# Start of MATERIAL TO PROCESS
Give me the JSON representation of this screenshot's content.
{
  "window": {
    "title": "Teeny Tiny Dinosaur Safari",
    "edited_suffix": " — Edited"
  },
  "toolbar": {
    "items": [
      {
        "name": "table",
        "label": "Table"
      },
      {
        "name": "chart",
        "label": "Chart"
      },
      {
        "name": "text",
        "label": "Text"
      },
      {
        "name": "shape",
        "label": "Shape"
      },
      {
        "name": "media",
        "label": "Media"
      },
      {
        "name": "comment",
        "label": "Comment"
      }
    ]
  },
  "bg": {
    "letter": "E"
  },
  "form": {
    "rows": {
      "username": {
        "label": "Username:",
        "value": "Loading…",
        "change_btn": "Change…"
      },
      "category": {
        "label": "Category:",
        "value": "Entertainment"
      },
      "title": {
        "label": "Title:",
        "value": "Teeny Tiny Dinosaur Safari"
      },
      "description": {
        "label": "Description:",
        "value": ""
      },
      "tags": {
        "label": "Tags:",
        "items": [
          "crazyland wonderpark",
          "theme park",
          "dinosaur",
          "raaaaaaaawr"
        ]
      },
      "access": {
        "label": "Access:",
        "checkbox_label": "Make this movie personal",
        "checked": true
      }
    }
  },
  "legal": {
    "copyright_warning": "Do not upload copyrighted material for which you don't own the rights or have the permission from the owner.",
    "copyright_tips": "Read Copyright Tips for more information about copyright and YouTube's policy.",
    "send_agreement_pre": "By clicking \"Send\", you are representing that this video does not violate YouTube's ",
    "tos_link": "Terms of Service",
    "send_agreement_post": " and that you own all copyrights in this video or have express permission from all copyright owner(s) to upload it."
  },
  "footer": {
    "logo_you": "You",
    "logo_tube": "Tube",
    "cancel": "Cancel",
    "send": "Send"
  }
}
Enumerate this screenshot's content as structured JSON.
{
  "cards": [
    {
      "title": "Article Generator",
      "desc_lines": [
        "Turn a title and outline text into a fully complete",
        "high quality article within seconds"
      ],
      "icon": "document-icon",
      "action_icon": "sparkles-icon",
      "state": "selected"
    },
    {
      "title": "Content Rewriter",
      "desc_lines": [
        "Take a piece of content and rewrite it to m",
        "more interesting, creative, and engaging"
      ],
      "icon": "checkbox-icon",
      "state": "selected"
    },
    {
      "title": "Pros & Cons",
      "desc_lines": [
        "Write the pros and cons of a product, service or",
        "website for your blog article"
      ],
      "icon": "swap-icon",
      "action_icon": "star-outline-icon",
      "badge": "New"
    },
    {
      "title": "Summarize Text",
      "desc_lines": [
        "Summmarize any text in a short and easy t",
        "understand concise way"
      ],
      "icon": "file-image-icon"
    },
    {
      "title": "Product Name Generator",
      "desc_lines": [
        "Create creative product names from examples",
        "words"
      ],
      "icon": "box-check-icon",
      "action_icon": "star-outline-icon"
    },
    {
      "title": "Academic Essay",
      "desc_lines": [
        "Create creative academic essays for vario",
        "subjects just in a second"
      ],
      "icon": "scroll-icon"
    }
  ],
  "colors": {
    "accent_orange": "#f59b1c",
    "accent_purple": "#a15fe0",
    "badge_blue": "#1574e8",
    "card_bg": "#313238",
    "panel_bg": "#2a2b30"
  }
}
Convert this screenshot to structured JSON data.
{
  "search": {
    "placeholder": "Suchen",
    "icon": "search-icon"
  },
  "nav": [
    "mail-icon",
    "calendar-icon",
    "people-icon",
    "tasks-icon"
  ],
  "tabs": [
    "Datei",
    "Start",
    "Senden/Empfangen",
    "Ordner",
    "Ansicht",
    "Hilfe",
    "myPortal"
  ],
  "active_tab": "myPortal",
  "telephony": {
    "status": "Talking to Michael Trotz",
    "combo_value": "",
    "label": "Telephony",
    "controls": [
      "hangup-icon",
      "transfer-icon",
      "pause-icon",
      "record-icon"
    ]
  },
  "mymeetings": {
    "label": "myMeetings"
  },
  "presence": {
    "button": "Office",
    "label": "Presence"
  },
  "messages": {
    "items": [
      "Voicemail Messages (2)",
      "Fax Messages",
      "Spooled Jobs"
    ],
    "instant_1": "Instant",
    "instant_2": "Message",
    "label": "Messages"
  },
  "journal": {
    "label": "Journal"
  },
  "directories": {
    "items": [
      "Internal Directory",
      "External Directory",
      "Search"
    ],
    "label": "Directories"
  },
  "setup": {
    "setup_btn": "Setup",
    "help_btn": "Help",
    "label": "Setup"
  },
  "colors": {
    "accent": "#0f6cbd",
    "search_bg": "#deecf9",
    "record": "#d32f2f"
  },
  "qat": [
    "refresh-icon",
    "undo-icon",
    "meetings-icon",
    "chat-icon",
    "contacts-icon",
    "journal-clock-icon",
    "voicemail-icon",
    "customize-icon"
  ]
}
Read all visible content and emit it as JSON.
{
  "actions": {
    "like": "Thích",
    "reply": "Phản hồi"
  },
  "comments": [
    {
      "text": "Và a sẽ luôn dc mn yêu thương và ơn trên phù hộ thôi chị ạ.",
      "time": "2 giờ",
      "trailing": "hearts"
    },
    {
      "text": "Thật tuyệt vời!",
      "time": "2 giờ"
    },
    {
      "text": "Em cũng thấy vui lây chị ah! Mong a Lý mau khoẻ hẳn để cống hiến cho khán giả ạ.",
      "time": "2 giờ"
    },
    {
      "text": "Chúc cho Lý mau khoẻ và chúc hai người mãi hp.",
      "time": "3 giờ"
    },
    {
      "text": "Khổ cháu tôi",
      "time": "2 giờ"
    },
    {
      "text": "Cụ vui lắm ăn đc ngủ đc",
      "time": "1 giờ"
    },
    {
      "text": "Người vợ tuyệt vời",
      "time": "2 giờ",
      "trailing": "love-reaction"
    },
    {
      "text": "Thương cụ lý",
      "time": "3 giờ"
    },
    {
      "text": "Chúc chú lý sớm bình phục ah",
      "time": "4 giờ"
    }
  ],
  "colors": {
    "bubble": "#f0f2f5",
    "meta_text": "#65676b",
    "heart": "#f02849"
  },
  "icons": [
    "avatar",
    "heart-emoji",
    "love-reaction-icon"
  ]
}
# End of MATERIAL TO PROCESS
# Start of MATERIAL TO PROCESS
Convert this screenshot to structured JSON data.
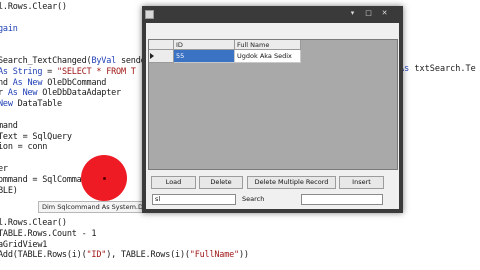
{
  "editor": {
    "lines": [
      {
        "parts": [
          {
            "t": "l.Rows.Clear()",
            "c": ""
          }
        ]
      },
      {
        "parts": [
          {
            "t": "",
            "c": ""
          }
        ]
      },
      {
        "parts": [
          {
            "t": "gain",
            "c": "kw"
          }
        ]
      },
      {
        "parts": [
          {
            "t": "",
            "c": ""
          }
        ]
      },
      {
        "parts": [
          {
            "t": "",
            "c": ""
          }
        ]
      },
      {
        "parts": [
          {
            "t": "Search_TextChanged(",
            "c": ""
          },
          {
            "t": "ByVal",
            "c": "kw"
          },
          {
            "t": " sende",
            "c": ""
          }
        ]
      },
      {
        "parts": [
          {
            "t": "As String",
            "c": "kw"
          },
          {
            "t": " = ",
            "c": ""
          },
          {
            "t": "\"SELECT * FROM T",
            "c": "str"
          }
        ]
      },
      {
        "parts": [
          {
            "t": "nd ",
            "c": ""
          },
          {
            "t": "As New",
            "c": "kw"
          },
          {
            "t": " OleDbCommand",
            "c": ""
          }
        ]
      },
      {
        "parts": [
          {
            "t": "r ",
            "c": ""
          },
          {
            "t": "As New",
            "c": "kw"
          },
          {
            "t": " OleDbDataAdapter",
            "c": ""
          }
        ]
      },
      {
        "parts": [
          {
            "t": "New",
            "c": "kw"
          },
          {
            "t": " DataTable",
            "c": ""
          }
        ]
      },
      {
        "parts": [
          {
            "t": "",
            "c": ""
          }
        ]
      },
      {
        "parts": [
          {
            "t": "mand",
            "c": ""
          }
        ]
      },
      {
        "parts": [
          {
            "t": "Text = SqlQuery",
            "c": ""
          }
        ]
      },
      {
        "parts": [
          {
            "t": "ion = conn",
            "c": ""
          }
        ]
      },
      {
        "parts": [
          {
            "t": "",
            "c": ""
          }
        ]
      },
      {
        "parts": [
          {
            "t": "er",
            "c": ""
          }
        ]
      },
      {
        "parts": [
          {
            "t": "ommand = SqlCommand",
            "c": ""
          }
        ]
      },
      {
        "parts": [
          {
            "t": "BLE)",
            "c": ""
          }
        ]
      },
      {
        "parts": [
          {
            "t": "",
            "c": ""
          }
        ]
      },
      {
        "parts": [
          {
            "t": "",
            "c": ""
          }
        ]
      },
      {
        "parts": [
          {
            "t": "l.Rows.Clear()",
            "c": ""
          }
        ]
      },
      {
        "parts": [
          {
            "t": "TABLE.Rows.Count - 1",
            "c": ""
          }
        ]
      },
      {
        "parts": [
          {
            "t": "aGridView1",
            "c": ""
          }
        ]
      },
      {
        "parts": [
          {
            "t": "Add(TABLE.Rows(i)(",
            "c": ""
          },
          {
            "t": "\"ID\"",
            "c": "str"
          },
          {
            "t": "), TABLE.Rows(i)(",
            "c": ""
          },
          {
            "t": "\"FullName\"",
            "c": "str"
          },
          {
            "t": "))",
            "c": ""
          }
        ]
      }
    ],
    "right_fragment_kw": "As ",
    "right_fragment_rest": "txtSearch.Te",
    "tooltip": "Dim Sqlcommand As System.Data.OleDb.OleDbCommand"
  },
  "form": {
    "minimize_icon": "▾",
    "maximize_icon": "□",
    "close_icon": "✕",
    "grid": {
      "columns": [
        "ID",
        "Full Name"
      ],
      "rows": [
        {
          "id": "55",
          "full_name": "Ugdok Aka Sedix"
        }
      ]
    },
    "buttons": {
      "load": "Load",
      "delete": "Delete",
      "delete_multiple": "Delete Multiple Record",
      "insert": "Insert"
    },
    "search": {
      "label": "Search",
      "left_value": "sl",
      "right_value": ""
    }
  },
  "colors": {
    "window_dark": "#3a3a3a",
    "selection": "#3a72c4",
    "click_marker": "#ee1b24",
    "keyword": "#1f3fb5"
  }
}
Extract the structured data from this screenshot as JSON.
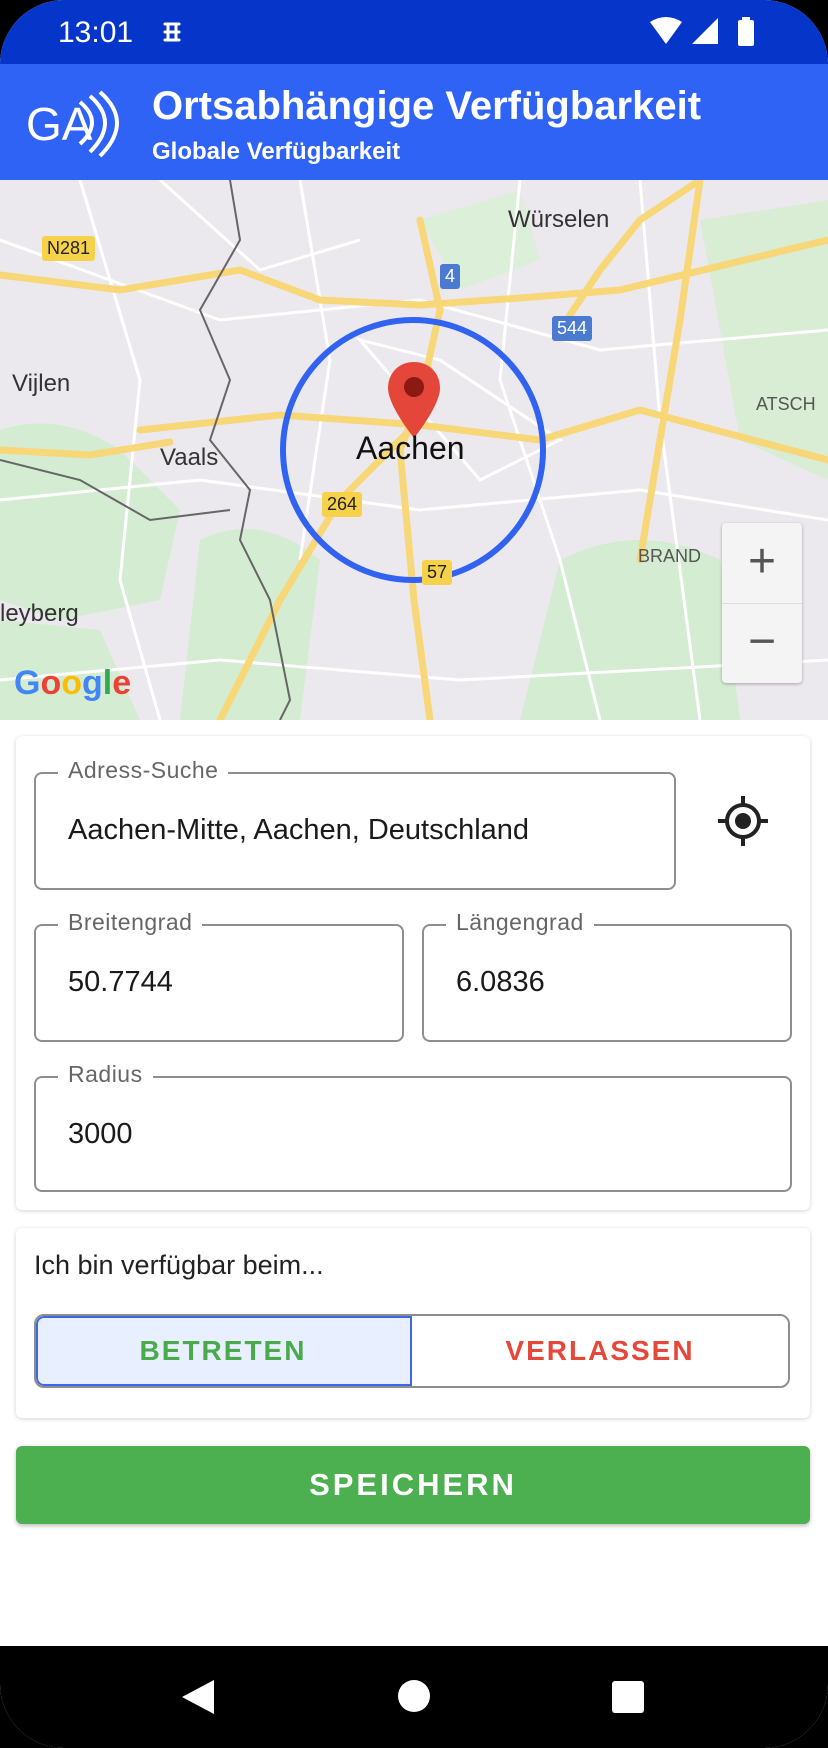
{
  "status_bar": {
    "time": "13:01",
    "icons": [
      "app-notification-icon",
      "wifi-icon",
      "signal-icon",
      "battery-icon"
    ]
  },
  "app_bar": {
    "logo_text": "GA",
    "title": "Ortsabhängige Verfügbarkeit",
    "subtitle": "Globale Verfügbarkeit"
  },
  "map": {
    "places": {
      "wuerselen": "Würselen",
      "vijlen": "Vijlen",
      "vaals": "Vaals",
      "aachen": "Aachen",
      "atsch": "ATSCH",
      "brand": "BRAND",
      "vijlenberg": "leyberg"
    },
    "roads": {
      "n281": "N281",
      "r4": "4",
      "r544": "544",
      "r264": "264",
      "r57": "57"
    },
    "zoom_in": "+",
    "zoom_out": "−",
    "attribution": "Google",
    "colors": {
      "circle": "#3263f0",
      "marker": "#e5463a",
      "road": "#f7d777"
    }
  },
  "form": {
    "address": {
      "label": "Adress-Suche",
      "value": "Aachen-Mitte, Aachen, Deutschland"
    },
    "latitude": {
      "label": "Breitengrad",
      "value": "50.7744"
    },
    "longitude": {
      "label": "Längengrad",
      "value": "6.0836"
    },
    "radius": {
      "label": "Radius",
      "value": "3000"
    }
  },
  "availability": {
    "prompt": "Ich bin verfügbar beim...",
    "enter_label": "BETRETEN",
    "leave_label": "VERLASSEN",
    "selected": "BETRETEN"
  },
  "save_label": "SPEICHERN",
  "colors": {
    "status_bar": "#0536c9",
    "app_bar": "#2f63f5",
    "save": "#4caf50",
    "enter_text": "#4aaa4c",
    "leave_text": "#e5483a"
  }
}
# End of MATERIAL TO PROCESS
Copy out every line in the entries above that holds "YouTube".

    "copyright_tips": "Read Copyright Tips for more information about copyright and YouTube's policy.",
    "send_agreement_pre": "By clicking \"Send\", you are representing that this video does not violate YouTube's ",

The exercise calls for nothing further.